**What the exercise asks**.
Copy each line that contains the string "document".

[Saved data entries]
- - - - -

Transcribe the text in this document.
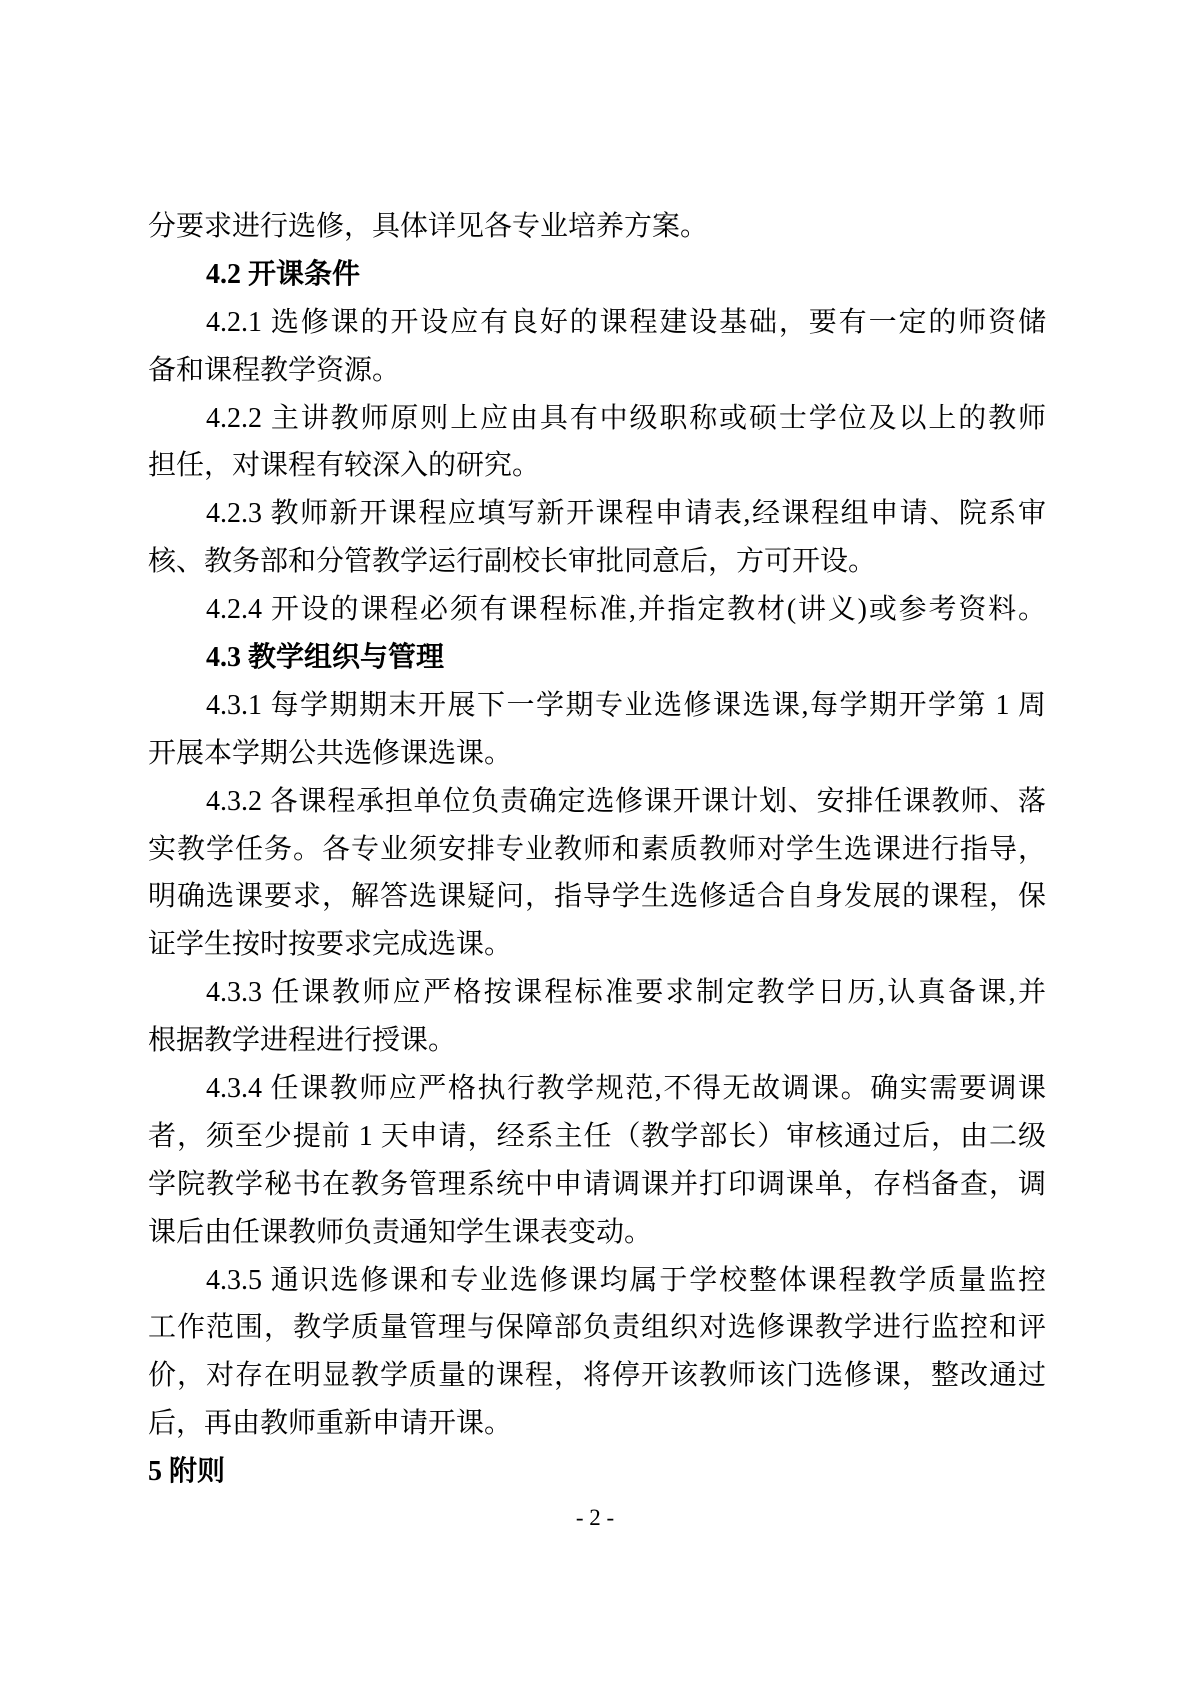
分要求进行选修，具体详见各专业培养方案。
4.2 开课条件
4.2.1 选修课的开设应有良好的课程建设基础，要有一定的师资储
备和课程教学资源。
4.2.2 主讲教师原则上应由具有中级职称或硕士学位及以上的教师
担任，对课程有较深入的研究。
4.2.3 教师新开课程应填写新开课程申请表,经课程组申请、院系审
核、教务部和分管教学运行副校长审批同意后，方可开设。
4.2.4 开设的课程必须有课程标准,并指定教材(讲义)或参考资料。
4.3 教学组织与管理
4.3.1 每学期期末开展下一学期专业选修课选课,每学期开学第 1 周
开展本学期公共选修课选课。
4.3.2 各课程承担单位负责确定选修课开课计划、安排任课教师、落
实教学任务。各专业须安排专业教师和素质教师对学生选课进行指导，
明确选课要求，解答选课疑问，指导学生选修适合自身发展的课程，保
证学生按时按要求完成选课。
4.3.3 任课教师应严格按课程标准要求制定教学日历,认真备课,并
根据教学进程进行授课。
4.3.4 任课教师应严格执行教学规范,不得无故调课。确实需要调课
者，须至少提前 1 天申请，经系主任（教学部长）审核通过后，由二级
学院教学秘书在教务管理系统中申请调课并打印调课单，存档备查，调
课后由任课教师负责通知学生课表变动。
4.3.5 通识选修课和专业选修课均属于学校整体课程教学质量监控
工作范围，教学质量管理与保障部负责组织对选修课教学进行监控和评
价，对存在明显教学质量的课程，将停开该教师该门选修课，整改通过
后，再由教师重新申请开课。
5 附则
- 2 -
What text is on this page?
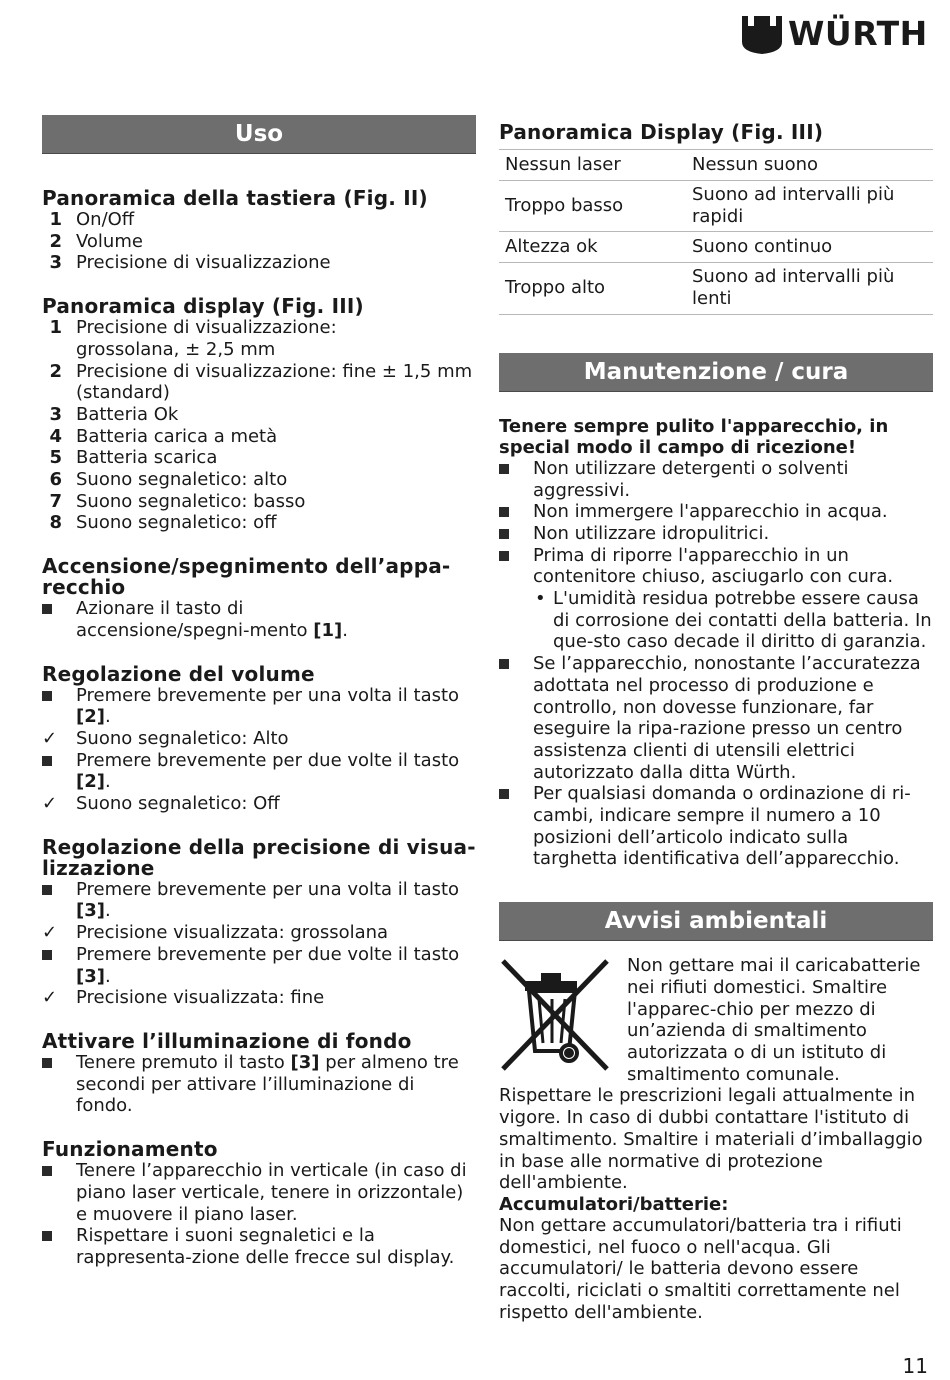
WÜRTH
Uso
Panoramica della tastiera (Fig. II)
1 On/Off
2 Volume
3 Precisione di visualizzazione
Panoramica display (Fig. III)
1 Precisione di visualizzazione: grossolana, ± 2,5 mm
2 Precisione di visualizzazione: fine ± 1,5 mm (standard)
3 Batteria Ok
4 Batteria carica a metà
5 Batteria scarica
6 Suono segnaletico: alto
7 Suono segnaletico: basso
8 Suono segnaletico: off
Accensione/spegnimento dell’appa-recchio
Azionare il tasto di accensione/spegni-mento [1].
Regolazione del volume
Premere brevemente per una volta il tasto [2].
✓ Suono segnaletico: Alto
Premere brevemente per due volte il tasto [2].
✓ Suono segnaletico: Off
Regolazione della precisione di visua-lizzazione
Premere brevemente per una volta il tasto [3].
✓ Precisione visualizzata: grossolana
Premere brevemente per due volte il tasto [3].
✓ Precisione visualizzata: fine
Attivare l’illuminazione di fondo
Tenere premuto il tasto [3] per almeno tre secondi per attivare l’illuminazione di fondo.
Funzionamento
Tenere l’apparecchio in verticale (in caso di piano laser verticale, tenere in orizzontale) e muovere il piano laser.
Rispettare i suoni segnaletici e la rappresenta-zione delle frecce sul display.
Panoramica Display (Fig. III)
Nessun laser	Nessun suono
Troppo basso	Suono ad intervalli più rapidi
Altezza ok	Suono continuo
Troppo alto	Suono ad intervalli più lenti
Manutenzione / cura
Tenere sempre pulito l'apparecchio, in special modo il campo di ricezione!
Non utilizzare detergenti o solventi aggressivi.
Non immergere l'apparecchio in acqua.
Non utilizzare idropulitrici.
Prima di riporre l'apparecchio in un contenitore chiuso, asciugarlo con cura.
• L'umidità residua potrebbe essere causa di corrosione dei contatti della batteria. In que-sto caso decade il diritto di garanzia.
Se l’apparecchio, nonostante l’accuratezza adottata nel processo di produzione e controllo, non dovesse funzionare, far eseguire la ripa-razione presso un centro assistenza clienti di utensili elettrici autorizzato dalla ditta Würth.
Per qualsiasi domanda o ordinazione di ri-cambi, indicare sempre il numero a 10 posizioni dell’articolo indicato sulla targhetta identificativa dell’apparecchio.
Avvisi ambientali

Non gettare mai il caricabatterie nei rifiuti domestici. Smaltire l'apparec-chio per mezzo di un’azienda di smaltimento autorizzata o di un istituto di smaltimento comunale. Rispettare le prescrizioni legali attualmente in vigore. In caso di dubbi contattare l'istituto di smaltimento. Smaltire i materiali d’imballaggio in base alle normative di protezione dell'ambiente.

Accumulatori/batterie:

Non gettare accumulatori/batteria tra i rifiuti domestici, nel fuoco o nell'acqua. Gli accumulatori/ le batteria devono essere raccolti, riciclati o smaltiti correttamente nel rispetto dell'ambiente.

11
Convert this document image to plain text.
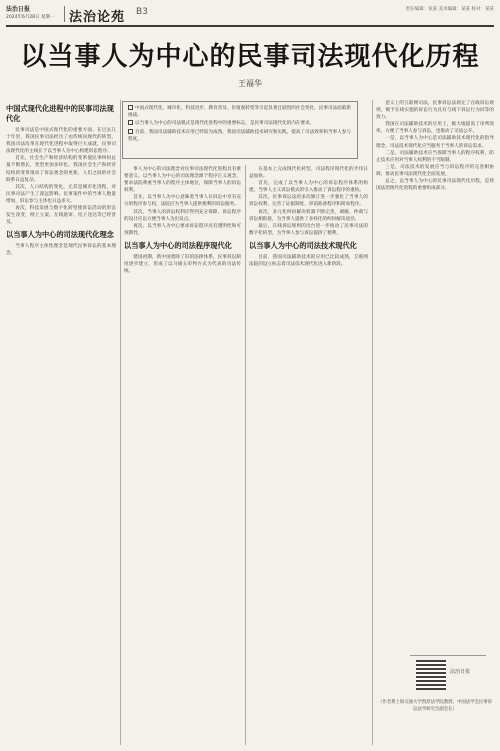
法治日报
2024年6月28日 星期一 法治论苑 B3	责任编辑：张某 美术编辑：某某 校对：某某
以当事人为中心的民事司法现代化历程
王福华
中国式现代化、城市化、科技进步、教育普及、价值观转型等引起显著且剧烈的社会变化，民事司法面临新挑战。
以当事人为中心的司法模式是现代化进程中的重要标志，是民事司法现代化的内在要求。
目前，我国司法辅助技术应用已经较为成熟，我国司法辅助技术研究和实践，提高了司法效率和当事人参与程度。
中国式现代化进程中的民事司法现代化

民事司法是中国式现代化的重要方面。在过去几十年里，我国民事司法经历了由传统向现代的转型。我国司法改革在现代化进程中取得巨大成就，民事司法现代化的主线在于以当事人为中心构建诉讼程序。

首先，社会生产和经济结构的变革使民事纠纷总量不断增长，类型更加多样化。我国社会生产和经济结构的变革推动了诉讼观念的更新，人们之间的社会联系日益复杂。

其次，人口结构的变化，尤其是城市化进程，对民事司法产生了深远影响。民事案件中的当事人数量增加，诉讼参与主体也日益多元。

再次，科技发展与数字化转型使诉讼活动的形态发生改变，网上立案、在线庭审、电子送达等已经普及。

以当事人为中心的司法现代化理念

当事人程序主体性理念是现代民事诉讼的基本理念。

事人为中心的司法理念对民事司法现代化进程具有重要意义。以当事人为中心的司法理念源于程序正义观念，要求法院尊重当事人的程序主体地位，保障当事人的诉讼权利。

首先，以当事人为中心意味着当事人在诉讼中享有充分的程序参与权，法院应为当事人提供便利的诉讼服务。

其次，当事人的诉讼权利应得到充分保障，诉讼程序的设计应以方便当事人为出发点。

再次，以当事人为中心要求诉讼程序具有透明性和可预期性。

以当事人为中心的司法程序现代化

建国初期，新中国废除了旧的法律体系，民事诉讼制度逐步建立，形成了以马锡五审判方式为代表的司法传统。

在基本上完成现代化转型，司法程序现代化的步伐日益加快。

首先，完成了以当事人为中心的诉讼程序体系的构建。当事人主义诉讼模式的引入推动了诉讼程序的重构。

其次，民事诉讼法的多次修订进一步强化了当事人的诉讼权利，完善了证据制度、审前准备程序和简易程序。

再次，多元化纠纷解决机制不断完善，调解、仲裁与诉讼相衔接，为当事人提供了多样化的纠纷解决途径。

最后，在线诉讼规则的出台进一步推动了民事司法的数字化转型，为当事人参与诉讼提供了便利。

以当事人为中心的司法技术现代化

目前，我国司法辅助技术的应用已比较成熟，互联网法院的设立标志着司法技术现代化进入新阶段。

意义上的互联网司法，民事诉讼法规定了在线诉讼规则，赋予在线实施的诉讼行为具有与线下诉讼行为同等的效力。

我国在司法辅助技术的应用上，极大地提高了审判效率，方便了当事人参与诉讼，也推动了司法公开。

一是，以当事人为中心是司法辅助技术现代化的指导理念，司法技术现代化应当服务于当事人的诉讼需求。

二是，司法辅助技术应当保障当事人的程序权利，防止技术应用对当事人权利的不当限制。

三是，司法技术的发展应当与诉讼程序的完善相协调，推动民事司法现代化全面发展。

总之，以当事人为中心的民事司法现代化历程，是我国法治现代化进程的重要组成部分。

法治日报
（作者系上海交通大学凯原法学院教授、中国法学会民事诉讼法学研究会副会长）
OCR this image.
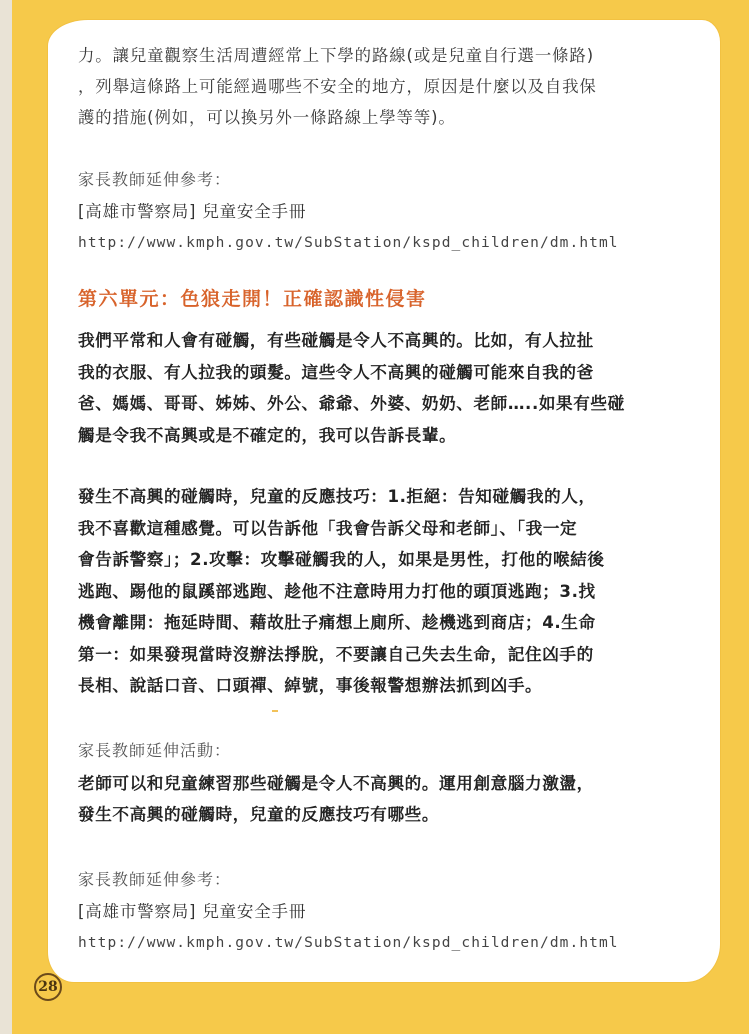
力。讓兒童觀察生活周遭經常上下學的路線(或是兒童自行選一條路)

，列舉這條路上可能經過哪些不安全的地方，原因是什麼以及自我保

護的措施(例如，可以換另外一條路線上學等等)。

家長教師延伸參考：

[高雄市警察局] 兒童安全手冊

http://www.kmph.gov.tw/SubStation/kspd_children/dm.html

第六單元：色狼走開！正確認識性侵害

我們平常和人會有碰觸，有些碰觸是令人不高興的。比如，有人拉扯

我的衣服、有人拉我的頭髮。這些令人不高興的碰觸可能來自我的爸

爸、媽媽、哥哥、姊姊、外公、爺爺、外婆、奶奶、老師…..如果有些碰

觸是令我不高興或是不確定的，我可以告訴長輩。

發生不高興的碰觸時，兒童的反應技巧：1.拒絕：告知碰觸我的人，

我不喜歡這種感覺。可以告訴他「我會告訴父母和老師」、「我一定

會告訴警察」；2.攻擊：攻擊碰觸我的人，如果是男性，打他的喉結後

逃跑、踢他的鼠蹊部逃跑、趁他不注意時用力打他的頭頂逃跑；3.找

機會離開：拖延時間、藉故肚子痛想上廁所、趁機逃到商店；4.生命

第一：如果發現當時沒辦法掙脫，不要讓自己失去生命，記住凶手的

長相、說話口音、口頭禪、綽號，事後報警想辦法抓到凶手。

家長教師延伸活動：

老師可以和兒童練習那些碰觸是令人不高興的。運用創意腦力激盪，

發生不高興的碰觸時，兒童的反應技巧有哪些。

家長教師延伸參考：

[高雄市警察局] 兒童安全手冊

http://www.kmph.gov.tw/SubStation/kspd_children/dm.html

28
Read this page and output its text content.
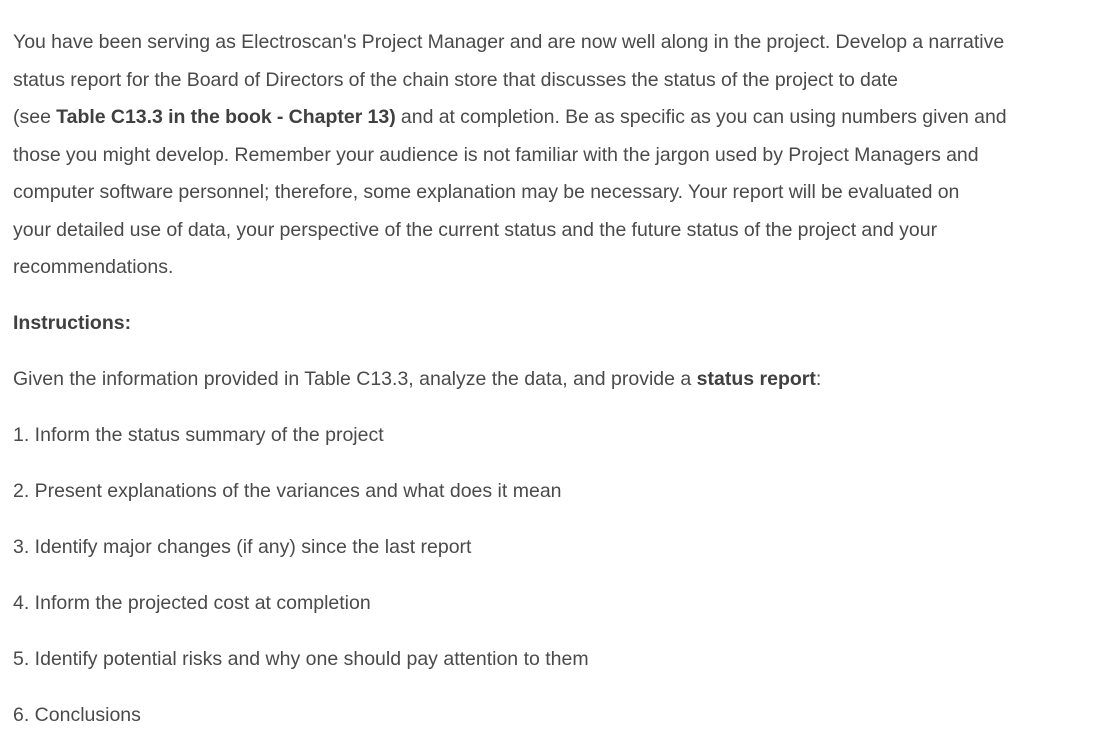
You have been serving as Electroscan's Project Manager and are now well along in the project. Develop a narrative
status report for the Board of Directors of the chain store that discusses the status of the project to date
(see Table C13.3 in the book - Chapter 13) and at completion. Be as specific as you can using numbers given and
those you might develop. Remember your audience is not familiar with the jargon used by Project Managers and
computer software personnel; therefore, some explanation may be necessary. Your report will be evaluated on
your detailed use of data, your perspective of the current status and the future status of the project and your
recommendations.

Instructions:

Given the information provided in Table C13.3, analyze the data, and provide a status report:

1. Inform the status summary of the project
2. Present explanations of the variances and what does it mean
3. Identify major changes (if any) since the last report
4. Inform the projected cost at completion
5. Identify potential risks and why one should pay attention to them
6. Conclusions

- - - - -

**Worked solution**.
Transcribe the text in this document.
Convert this document image to plain text.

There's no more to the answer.